Which lines hold the string "Schweinsknöchel"? Copy every one of them.
--- Source records ---
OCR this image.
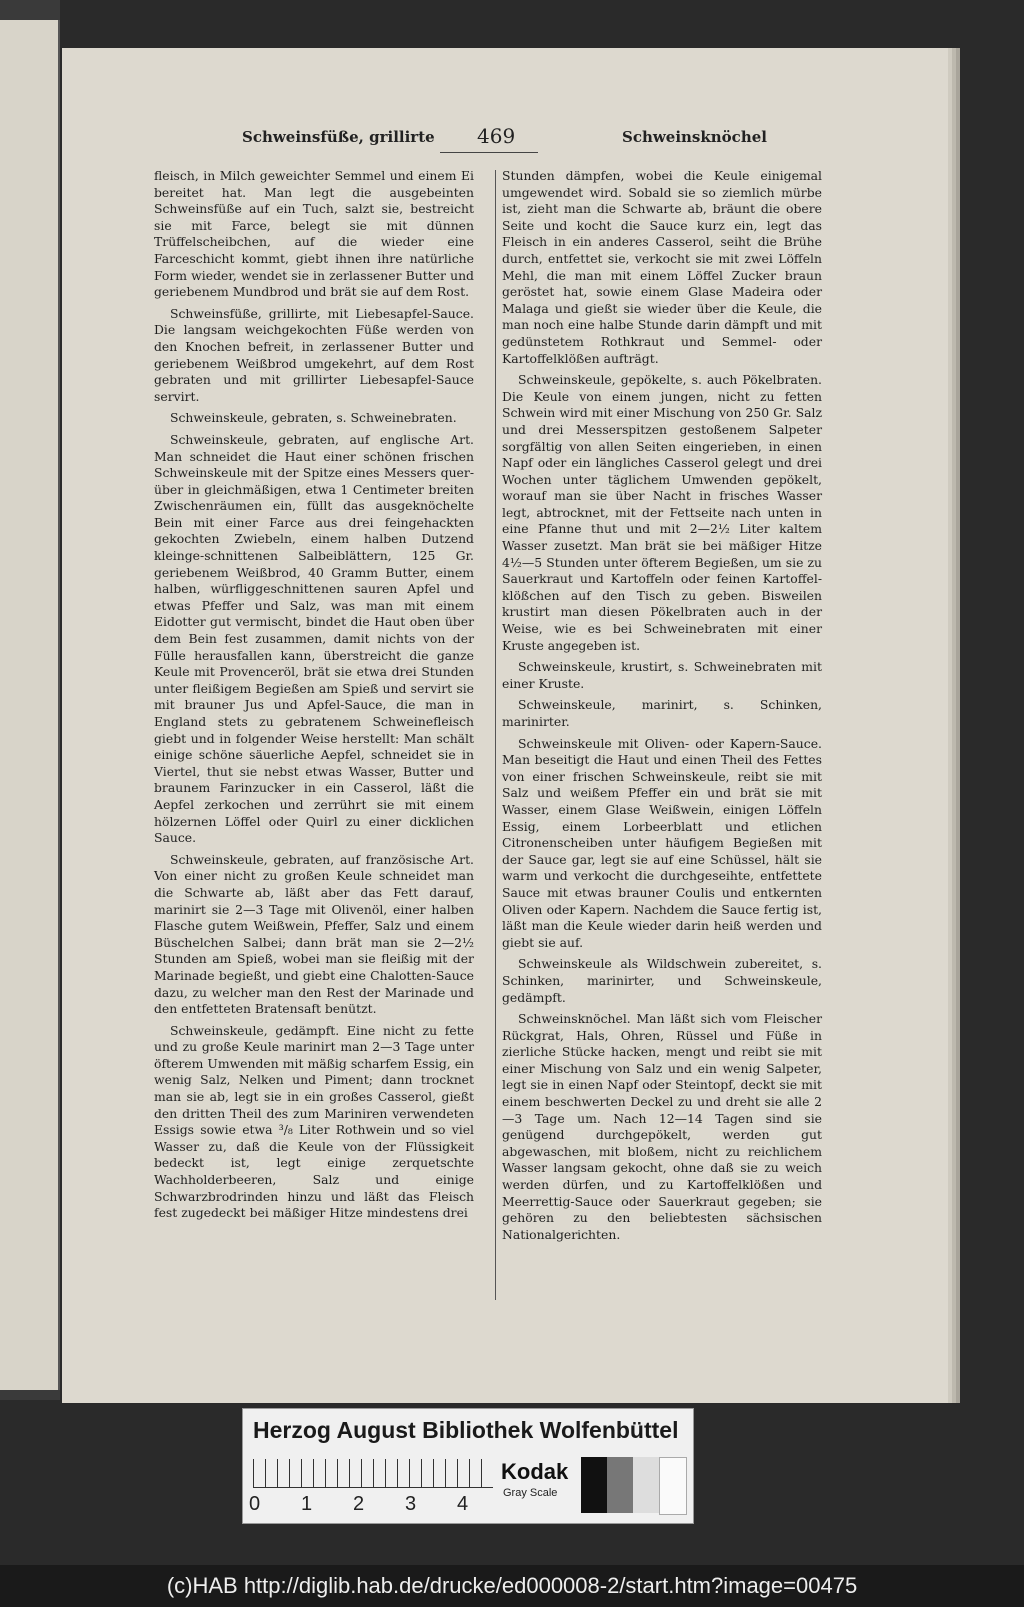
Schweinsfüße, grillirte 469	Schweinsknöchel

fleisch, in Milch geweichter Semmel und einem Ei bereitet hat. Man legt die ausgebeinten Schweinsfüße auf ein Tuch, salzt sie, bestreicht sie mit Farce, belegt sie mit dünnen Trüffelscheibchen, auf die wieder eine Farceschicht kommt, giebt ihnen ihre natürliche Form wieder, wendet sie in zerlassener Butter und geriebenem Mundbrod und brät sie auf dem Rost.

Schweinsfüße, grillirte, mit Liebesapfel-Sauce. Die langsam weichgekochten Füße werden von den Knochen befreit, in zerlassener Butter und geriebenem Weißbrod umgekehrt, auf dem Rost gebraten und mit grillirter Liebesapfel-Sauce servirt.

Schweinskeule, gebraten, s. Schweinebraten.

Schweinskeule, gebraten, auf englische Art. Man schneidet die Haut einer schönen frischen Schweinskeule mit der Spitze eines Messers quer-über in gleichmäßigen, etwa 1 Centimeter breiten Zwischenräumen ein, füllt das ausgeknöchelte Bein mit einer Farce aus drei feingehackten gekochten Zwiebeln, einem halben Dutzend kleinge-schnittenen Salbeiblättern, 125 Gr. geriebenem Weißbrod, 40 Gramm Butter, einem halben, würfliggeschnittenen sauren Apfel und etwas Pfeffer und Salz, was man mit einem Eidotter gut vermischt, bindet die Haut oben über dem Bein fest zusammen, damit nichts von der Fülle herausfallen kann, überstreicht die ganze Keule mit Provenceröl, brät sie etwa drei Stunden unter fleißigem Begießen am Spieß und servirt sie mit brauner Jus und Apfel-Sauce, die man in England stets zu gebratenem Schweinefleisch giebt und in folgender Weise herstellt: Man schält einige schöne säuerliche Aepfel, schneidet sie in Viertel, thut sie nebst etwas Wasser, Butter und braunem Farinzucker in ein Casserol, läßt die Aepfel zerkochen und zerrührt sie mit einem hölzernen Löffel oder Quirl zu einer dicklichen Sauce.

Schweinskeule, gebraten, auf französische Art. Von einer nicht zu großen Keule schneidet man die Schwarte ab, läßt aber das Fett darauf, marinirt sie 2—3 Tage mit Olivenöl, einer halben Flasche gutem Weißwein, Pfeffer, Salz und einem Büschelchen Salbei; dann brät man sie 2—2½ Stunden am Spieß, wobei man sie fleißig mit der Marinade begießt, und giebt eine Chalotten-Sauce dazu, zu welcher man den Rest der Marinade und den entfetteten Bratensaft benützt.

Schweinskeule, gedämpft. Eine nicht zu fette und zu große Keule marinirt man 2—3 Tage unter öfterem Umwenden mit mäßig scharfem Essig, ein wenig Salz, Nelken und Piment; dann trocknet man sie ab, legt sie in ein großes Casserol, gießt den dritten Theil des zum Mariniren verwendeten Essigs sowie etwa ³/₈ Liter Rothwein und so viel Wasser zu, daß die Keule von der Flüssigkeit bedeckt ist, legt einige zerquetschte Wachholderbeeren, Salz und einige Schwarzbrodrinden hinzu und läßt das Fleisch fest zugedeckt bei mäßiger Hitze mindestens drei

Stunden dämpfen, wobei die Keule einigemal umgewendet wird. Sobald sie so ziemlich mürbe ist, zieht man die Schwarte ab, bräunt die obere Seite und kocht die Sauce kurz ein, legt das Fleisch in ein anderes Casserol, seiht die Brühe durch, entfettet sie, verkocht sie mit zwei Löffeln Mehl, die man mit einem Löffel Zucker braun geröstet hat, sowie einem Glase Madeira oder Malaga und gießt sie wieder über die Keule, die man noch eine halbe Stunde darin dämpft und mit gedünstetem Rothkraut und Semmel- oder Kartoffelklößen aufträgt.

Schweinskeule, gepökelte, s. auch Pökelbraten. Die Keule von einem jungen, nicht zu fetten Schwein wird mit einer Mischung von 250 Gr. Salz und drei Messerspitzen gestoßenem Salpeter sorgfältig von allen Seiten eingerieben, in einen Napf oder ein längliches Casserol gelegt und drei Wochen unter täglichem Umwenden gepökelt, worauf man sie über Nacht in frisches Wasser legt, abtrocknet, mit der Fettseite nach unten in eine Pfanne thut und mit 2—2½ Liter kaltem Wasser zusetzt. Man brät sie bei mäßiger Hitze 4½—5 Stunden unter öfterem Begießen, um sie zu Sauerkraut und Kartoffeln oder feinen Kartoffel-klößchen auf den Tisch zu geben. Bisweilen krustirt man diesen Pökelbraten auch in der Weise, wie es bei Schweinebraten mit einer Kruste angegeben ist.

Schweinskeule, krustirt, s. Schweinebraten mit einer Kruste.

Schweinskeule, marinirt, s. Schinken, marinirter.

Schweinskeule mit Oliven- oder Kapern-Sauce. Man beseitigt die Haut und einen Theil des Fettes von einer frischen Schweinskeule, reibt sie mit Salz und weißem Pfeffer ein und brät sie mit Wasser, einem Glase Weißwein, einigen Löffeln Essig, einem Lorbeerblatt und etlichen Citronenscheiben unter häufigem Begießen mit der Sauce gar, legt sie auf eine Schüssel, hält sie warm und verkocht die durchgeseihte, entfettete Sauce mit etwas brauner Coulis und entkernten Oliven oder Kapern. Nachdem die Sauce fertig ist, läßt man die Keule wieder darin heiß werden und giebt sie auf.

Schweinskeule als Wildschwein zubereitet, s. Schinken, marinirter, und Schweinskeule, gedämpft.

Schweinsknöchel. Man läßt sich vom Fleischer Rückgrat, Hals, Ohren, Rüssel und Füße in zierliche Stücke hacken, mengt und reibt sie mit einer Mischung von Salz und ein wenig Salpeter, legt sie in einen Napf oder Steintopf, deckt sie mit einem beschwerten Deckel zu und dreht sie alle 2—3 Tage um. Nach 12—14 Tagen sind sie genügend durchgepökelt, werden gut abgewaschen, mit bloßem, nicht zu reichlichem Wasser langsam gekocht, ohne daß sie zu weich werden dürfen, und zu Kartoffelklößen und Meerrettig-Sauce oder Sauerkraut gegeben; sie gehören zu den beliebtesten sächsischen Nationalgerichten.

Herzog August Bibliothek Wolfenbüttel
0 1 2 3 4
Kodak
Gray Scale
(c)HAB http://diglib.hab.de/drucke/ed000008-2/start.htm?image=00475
---
--- Source records ---
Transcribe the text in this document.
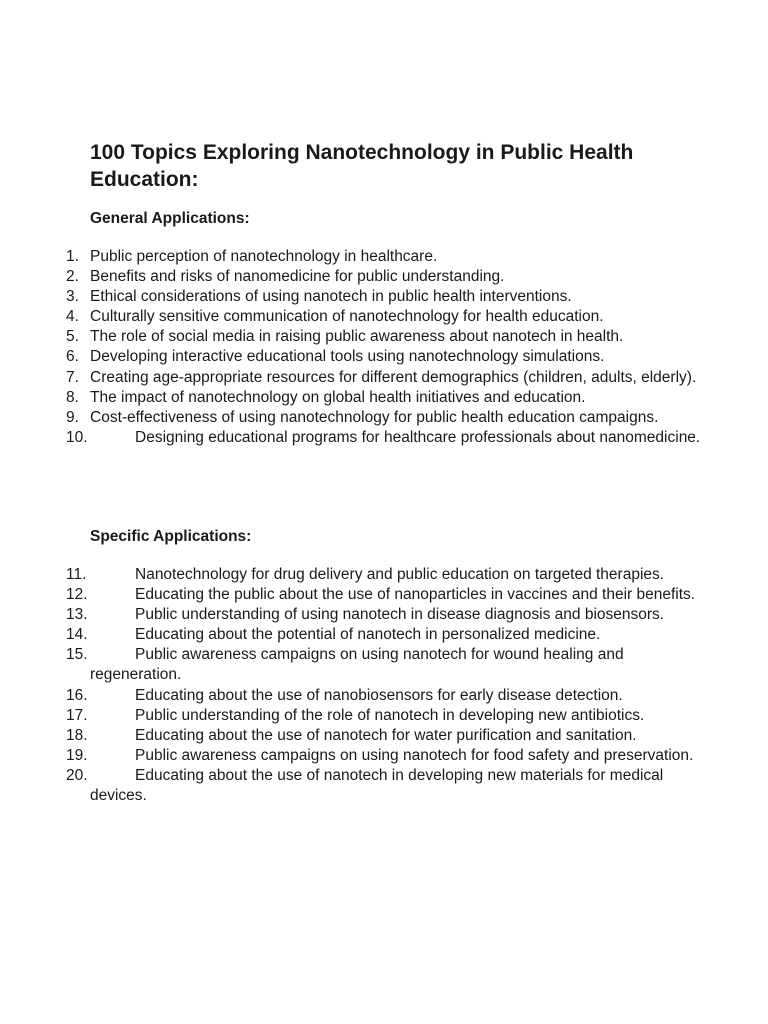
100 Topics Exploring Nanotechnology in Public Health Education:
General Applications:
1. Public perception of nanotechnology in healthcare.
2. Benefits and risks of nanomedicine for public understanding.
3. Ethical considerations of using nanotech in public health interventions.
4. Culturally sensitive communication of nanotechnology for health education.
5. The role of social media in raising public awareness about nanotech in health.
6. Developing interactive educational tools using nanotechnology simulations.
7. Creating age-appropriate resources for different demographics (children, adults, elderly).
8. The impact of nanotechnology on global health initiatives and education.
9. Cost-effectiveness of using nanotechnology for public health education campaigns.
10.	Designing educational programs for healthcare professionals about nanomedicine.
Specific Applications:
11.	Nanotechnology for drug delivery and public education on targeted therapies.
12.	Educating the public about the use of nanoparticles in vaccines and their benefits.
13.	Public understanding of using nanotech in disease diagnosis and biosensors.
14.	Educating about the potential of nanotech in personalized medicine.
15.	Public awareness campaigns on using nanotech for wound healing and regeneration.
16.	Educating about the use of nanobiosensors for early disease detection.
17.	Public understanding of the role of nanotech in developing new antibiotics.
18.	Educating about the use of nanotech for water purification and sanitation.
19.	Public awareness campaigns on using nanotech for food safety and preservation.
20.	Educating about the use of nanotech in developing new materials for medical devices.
---
Task answer
Schweinsfüße, grillirte 469	Schweinsknöchel
Schweinsknöchel. Man läßt sich vom Fleischer Rückgrat, Hals, Ohren, Rüssel und Füße in zierliche Stücke hacken, mengt und reibt sie mit einer Mischung von Salz und ein wenig Salpeter, legt sie in einen Napf oder Steintopf, deckt sie mit einem beschwerten Deckel zu und dreht sie alle 2—3 Tage um. Nach 12—14 Tagen sind sie genügend durchgepökelt, werden gut abgewaschen, mit bloßem, nicht zu reichlichem Wasser langsam gekocht, ohne daß sie zu weich werden dürfen, und zu Kartoffelklößen und Meerrettig-Sauce oder Sauerkraut gegeben; sie gehören zu den beliebtesten sächsischen Nationalgerichten.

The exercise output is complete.